Requirements:
Please count the lines below that contain the word "title", and reply with that number alone.

[Records provided start]

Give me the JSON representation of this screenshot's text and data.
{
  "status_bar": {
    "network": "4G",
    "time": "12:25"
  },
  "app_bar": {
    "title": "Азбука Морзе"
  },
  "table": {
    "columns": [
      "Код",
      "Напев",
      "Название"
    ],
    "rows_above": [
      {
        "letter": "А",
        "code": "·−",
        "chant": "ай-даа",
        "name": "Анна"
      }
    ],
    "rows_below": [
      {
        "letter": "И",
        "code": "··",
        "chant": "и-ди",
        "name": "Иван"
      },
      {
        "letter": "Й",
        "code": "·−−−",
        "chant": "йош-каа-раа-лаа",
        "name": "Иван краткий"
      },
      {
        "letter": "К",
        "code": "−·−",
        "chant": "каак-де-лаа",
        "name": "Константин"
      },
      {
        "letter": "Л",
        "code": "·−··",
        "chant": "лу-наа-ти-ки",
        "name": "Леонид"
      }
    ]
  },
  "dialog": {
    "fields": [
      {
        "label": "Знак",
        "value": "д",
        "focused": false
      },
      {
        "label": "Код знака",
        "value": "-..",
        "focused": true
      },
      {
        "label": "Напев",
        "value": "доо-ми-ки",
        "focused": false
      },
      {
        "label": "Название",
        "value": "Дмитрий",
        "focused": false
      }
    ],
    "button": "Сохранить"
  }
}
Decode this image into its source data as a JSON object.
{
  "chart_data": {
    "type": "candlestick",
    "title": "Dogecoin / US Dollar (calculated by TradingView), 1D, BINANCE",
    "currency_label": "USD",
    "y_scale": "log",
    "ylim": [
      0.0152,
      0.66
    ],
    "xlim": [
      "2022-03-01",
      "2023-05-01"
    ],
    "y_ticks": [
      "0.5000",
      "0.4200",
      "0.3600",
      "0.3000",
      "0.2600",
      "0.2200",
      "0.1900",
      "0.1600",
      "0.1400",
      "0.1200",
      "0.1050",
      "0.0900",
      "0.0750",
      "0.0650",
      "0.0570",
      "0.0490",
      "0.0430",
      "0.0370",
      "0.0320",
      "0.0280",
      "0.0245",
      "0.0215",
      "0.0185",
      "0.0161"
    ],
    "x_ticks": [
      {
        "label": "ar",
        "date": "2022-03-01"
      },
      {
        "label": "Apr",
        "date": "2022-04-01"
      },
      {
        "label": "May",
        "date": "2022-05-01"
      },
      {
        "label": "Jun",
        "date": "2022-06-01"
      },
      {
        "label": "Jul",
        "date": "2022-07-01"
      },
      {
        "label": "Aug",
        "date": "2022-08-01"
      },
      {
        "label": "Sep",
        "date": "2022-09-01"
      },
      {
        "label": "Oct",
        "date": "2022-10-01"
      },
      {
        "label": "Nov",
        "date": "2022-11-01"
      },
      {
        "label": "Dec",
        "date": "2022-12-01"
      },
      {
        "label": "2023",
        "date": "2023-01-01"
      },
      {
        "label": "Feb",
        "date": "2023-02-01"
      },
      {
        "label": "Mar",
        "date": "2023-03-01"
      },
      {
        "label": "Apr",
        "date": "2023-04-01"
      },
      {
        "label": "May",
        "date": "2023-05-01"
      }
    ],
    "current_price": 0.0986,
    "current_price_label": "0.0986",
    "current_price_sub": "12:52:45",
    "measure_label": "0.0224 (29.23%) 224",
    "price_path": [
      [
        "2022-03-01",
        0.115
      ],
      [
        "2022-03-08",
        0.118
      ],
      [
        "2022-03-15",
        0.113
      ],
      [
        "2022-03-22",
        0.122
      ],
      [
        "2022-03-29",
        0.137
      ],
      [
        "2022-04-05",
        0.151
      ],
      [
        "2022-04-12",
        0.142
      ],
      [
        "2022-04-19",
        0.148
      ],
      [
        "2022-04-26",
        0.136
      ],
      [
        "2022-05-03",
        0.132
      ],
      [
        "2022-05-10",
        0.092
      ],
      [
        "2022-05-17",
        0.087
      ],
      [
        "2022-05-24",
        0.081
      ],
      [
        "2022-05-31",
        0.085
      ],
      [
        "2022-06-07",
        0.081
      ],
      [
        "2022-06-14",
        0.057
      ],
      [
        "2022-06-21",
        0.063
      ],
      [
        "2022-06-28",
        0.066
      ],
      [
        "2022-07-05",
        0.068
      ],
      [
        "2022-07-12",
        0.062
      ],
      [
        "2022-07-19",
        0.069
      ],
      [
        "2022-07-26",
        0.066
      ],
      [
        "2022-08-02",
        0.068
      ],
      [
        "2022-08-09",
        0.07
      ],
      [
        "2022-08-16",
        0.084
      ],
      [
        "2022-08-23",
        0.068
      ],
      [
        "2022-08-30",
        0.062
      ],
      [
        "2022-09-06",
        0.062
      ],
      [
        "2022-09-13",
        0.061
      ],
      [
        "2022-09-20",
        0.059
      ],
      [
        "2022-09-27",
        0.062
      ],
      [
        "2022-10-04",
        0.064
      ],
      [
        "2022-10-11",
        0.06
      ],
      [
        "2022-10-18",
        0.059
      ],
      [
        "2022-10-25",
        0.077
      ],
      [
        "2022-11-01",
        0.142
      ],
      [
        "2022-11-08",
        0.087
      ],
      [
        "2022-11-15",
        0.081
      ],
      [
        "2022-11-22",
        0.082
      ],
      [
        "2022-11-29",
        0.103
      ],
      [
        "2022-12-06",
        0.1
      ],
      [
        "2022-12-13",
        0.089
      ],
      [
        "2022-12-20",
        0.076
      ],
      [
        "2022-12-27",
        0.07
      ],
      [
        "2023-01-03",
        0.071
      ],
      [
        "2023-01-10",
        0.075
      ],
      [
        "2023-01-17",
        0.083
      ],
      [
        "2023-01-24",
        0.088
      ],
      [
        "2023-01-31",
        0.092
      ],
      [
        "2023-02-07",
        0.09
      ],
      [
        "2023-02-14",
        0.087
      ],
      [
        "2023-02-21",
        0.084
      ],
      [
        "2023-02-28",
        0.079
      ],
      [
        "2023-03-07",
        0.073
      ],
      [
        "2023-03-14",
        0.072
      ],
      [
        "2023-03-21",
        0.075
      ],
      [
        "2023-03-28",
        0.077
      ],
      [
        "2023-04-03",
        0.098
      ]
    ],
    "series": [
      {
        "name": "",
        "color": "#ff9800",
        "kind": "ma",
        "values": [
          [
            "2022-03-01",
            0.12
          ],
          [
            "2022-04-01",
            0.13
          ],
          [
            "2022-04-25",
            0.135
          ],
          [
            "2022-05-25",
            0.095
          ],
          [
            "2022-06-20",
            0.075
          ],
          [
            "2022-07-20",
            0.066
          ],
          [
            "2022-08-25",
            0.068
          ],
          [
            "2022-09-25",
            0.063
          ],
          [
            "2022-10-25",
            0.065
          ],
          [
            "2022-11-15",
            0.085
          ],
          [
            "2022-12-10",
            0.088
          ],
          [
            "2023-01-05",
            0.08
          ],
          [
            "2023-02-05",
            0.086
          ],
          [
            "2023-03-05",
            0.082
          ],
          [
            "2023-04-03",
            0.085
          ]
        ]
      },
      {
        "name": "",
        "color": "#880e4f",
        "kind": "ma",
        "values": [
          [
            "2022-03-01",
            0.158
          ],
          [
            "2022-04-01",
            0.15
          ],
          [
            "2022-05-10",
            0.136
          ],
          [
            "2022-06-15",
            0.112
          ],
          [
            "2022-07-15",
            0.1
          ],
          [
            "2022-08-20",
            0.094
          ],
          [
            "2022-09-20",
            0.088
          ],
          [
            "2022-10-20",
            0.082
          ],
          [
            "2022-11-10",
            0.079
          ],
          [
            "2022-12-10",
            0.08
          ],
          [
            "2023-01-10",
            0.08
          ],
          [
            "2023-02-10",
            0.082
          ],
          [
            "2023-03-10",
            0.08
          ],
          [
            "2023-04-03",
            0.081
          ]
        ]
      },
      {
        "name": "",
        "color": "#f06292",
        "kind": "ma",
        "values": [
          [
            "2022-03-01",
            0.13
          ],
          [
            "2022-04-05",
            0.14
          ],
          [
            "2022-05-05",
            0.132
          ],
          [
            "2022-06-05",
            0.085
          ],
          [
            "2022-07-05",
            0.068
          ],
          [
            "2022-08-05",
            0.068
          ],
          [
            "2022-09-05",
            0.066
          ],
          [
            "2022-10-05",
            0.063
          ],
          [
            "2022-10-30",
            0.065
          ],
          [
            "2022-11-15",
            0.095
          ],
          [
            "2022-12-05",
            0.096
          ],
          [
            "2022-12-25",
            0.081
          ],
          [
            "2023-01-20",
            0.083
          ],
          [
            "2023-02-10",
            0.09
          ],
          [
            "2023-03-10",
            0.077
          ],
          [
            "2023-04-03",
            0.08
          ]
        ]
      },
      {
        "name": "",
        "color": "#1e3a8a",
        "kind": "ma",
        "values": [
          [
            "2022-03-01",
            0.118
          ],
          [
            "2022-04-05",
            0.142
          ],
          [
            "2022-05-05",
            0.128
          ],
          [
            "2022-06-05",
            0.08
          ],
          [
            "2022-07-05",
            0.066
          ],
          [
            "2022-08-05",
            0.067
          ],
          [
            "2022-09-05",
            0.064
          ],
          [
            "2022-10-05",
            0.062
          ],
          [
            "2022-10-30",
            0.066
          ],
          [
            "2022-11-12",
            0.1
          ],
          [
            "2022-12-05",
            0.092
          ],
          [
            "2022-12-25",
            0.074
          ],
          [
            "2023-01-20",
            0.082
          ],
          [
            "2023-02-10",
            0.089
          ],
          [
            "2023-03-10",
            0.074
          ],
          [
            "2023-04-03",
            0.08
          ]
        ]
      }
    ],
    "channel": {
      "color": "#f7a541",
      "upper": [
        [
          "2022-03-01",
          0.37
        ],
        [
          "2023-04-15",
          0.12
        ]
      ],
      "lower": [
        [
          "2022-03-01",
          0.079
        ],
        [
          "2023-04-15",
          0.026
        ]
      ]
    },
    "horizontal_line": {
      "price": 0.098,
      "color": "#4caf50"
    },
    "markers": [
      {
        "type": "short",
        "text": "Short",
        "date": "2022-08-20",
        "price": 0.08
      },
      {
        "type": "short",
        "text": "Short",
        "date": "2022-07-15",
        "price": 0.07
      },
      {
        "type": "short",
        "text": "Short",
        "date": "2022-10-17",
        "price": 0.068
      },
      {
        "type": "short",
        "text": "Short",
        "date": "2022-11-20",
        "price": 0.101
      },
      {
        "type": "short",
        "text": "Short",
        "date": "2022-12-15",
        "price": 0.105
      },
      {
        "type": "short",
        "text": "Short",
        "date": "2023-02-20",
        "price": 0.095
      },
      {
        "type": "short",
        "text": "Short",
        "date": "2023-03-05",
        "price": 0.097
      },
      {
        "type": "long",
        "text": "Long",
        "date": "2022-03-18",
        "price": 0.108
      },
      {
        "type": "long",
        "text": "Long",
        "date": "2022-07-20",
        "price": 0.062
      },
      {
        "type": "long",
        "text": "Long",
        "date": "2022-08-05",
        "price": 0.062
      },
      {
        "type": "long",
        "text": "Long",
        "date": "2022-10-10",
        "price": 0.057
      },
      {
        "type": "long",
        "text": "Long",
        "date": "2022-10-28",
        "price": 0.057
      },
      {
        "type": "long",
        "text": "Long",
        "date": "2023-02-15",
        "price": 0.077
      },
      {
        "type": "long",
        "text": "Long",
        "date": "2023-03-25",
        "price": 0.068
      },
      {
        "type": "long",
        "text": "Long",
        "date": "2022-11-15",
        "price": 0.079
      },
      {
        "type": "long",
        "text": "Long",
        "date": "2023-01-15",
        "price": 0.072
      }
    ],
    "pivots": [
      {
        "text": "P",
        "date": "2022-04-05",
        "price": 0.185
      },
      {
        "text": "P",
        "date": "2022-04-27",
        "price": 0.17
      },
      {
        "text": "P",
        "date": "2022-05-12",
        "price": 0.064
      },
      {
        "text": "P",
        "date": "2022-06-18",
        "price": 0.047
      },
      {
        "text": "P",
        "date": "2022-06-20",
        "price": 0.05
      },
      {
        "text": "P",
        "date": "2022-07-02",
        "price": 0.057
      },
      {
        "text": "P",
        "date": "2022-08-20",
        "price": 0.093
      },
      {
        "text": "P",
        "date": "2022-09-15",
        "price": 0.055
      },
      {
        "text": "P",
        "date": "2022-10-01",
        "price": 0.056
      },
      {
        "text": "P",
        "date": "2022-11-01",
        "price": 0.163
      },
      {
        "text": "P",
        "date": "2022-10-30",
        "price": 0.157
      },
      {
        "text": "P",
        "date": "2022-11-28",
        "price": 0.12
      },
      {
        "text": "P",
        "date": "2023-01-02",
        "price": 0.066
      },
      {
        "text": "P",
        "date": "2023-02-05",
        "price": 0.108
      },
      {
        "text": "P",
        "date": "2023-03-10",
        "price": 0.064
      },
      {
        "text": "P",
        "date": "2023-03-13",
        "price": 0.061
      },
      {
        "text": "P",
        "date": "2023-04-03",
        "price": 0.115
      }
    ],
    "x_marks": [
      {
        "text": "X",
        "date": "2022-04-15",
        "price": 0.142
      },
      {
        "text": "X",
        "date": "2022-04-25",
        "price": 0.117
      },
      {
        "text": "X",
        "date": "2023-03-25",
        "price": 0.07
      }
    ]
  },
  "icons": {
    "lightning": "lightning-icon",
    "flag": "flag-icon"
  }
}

[Records provided end]

Result:
2